• _Exercise_
State how many lines in the records below contain the word "pouvoir", with uppercase and lowercase letters counted as different. Give only the number.

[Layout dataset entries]

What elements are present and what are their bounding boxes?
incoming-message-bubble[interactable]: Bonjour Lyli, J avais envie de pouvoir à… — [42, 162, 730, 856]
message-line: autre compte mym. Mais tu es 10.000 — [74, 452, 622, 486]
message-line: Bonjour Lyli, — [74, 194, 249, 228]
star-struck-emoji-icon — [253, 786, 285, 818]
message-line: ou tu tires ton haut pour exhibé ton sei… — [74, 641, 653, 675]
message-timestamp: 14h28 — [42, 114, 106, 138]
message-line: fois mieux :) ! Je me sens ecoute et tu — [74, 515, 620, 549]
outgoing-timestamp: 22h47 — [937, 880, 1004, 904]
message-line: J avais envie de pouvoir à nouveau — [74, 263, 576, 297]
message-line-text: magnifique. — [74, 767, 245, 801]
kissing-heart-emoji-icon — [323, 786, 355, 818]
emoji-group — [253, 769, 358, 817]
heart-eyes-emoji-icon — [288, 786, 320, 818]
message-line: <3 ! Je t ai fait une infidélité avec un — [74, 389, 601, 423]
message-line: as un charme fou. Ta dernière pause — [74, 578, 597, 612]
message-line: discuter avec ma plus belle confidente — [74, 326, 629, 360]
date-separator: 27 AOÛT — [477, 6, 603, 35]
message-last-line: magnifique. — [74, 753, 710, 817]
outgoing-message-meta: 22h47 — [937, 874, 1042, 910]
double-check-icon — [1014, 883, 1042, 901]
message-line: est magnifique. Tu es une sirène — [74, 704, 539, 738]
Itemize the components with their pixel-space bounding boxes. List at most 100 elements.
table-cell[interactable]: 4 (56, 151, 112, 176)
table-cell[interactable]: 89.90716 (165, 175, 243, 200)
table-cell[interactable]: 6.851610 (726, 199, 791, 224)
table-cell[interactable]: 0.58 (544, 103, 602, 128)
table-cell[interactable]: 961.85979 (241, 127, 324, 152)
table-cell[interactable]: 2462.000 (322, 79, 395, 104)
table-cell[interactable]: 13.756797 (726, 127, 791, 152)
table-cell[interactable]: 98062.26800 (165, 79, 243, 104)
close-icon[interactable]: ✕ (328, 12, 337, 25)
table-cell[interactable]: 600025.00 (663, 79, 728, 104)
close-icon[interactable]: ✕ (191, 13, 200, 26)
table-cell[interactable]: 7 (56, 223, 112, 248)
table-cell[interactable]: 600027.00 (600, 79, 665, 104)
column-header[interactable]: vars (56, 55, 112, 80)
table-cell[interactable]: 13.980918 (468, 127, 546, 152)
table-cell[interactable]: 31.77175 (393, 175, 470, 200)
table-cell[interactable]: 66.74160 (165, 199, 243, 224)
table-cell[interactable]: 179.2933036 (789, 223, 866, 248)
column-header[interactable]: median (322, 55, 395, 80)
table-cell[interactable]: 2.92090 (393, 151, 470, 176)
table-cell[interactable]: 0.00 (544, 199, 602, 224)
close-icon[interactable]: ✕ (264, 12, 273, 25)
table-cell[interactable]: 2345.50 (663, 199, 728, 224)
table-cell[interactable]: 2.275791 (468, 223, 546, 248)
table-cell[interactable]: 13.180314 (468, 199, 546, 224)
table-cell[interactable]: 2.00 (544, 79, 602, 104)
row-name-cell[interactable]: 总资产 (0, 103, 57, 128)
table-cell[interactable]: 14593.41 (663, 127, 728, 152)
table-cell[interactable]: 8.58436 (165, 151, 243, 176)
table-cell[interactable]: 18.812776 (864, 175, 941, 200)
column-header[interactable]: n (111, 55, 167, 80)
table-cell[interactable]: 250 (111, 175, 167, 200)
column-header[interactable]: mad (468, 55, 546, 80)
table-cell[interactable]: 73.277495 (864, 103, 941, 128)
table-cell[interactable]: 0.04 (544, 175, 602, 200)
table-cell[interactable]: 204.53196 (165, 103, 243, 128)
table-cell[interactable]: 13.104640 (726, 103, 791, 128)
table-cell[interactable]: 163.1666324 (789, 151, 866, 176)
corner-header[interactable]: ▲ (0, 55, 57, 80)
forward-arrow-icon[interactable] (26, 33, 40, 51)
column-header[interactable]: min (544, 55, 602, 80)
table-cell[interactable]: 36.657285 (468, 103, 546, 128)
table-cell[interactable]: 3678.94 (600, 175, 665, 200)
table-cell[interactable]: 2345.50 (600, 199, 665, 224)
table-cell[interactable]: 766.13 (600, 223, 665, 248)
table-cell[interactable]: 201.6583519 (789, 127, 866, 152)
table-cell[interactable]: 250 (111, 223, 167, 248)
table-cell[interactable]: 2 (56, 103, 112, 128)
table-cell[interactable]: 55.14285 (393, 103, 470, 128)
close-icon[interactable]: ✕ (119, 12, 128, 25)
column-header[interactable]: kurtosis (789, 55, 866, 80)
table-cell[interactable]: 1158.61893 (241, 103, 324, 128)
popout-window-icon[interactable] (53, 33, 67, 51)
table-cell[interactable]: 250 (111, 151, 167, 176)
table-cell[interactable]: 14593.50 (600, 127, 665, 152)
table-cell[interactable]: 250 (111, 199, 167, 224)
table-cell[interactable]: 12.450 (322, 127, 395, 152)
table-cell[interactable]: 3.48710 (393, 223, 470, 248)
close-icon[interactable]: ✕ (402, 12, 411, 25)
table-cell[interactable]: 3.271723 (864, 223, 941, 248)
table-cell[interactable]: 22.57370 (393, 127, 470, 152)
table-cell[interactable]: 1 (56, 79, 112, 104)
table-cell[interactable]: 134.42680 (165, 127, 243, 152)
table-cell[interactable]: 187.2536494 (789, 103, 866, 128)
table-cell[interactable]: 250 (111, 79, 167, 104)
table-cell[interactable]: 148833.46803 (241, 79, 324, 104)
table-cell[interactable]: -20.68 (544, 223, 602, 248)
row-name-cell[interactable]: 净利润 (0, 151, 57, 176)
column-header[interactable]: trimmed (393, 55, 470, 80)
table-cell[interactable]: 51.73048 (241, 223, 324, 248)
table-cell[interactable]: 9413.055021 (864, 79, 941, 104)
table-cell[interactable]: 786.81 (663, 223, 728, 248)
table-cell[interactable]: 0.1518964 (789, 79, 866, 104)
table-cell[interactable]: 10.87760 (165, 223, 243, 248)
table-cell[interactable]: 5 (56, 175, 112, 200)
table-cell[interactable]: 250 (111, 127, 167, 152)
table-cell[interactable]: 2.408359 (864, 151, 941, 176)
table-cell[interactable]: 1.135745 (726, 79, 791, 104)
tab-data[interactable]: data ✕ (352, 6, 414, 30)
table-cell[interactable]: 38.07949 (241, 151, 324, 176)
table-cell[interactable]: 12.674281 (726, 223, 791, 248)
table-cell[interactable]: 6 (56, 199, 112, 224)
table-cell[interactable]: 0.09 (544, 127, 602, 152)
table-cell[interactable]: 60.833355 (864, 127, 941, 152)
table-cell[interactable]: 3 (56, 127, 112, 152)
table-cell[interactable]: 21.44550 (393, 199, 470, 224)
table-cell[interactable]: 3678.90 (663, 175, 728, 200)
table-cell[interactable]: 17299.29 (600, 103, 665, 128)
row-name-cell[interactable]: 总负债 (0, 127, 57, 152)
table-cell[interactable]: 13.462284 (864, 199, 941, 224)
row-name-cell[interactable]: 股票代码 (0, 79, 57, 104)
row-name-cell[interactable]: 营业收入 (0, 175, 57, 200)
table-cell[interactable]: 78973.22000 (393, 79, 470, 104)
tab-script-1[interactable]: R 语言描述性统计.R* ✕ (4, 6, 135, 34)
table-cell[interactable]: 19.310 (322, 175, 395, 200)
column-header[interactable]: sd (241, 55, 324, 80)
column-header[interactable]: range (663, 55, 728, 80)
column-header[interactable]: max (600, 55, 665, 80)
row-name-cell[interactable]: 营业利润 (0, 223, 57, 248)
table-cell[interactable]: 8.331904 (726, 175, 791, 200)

• _Response to this task_
2